- Your goal
Tally the lines that include the word "казаки" and reply with nothing but the total.

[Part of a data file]
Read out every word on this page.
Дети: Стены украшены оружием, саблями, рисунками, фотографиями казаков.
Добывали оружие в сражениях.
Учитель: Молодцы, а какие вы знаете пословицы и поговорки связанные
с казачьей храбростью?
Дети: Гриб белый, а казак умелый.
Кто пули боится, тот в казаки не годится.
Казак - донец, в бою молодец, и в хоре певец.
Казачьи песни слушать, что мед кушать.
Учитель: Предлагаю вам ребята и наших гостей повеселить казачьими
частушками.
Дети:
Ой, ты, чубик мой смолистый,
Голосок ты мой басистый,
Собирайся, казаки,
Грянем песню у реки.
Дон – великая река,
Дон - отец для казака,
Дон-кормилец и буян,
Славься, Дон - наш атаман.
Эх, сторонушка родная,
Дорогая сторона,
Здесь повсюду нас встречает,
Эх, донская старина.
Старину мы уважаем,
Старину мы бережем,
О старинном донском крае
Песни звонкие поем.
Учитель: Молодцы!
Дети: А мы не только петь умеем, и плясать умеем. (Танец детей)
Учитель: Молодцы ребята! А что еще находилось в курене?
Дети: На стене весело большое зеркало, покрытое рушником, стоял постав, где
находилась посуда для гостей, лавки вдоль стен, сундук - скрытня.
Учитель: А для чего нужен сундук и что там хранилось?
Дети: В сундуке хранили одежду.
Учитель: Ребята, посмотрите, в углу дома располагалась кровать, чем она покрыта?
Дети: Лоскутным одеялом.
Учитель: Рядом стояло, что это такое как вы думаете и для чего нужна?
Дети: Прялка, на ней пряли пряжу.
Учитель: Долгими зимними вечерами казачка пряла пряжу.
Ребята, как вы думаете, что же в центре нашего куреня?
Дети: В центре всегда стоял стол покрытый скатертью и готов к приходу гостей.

- Exercise solution
2